** start of RECORDS FOR THE EXERCISE **

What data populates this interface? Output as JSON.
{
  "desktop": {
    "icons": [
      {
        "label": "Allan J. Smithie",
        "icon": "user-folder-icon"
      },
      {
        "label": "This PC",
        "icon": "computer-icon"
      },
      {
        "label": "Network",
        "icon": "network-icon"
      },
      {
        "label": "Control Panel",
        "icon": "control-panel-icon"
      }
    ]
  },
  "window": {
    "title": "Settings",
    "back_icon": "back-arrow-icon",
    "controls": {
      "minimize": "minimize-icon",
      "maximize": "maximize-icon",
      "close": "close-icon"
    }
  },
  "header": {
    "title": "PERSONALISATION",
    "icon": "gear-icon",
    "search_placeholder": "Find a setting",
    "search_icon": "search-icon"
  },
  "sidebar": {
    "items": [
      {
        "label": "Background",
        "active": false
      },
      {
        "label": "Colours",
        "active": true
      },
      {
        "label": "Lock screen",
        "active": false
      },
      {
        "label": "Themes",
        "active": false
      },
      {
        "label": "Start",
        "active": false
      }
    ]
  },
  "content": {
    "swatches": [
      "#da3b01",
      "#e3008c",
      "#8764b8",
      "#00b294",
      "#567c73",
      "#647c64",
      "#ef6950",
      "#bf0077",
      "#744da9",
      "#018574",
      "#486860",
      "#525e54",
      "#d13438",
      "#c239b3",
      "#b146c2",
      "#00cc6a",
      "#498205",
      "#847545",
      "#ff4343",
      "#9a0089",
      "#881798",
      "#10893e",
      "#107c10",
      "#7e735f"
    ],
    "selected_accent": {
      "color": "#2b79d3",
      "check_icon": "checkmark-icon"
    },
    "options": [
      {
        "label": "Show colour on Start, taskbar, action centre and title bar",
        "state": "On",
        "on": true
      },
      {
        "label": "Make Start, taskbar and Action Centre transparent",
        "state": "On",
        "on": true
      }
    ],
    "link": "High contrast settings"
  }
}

** end of RECORDS FOR THE EXERCISE **

- STATED PROBLEM
Pull out all lines in the data above that include "label".

- OUTPUT FOR THIS EXERCISE
        "label": "Allan J. Smithie",
        "label": "This PC",
        "label": "Network",
        "label": "Control Panel",
        "label": "Background",
        "label": "Colours",
        "label": "Lock screen",
        "label": "Themes",
        "label": "Start",
        "label": "Show colour on Start, taskbar, action centre and title bar",
        "label": "Make Start, taskbar and Action Centre transparent",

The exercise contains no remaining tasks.